§ Task to complete: All of the data should be repeated exactly; pictures are not part of the copy.

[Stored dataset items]
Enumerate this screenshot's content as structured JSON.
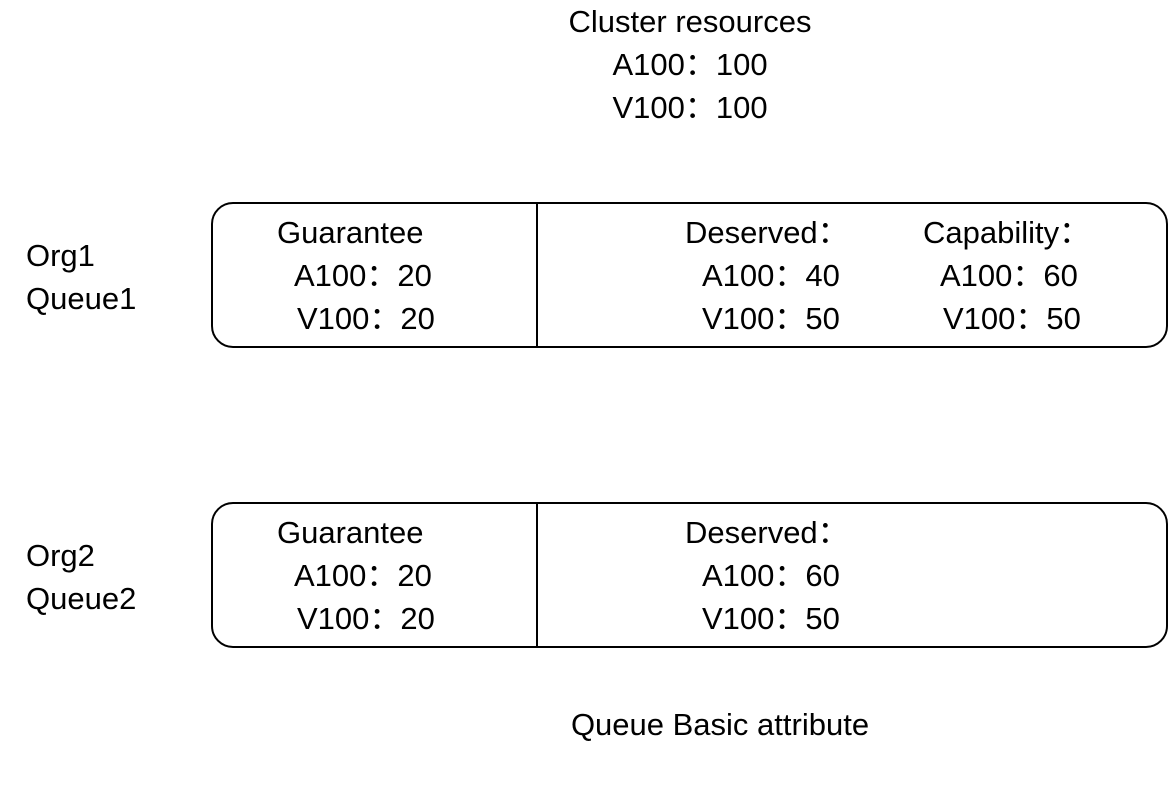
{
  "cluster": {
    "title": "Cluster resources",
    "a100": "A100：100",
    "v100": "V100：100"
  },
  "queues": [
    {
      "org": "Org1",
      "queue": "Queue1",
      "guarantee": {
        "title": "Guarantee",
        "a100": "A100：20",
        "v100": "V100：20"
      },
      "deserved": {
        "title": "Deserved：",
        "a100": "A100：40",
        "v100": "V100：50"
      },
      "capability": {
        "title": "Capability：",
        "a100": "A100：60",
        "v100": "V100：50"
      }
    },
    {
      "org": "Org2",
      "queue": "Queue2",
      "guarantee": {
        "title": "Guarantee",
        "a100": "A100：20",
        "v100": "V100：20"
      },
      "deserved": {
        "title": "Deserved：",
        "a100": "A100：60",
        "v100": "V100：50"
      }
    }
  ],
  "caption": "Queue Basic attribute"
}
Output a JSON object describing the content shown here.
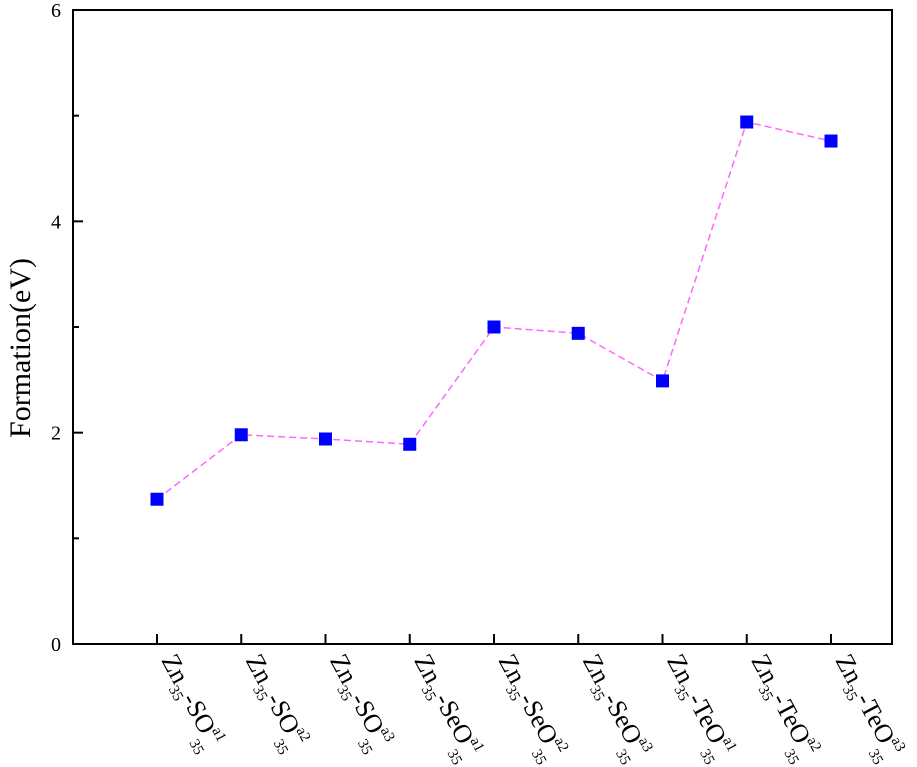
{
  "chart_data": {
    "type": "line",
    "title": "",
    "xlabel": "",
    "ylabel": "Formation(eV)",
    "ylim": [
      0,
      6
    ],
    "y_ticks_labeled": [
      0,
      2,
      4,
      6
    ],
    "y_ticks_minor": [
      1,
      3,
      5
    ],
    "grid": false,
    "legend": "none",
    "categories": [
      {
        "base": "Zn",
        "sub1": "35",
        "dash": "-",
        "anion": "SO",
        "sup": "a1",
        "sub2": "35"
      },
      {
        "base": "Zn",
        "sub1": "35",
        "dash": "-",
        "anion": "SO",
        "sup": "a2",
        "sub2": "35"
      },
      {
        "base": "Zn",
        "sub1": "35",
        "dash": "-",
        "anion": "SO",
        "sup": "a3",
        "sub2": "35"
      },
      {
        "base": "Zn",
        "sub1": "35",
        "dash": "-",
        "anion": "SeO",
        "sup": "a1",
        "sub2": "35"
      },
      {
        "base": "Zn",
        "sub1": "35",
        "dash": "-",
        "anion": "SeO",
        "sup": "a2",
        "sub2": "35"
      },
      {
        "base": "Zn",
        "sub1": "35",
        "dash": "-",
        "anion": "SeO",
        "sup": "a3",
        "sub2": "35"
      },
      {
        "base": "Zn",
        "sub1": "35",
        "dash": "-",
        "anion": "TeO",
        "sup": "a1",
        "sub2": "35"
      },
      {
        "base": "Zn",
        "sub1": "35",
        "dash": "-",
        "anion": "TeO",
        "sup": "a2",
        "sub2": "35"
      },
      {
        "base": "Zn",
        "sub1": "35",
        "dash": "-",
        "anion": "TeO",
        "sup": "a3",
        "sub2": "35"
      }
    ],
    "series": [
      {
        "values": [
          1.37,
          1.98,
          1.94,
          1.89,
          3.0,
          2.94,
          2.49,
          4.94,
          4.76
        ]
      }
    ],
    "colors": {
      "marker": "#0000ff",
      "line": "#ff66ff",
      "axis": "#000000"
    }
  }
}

§ Solution for this problem:
Enumerate this screenshot's content as structured JSON.
{
  "cluster": {
    "title": "Cluster resources",
    "a100": "A100：100",
    "v100": "V100：100"
  },
  "queues": [
    {
      "org": "Org1",
      "queue": "Queue1",
      "guarantee": {
        "title": "Guarantee",
        "a100": "A100：20",
        "v100": "V100：20"
      },
      "deserved": {
        "title": "Deserved：",
        "a100": "A100：40",
        "v100": "V100：50"
      },
      "capability": {
        "title": "Capability：",
        "a100": "A100：60",
        "v100": "V100：50"
      }
    },
    {
      "org": "Org2",
      "queue": "Queue2",
      "guarantee": {
        "title": "Guarantee",
        "a100": "A100：20",
        "v100": "V100：20"
      },
      "deserved": {
        "title": "Deserved：",
        "a100": "A100：60",
        "v100": "V100：50"
      }
    }
  ],
  "caption": "Queue Basic attribute"
}
Output a JSON object describing the content shown here.
{
  "chart_data": {
    "type": "line",
    "title": "",
    "xlabel": "",
    "ylabel": "Formation(eV)",
    "ylim": [
      0,
      6
    ],
    "y_ticks_labeled": [
      0,
      2,
      4,
      6
    ],
    "y_ticks_minor": [
      1,
      3,
      5
    ],
    "grid": false,
    "legend": "none",
    "categories": [
      {
        "base": "Zn",
        "sub1": "35",
        "dash": "-",
        "anion": "SO",
        "sup": "a1",
        "sub2": "35"
      },
      {
        "base": "Zn",
        "sub1": "35",
        "dash": "-",
        "anion": "SO",
        "sup": "a2",
        "sub2": "35"
      },
      {
        "base": "Zn",
        "sub1": "35",
        "dash": "-",
        "anion": "SO",
        "sup": "a3",
        "sub2": "35"
      },
      {
        "base": "Zn",
        "sub1": "35",
        "dash": "-",
        "anion": "SeO",
        "sup": "a1",
        "sub2": "35"
      },
      {
        "base": "Zn",
        "sub1": "35",
        "dash": "-",
        "anion": "SeO",
        "sup": "a2",
        "sub2": "35"
      },
      {
        "base": "Zn",
        "sub1": "35",
        "dash": "-",
        "anion": "SeO",
        "sup": "a3",
        "sub2": "35"
      },
      {
        "base": "Zn",
        "sub1": "35",
        "dash": "-",
        "anion": "TeO",
        "sup": "a1",
        "sub2": "35"
      },
      {
        "base": "Zn",
        "sub1": "35",
        "dash": "-",
        "anion": "TeO",
        "sup": "a2",
        "sub2": "35"
      },
      {
        "base": "Zn",
        "sub1": "35",
        "dash": "-",
        "anion": "TeO",
        "sup": "a3",
        "sub2": "35"
      }
    ],
    "series": [
      {
        "values": [
          1.37,
          1.98,
          1.94,
          1.89,
          3.0,
          2.94,
          2.49,
          4.94,
          4.76
        ]
      }
    ],
    "colors": {
      "marker": "#0000ff",
      "line": "#ff66ff",
      "axis": "#000000"
    }
  }
}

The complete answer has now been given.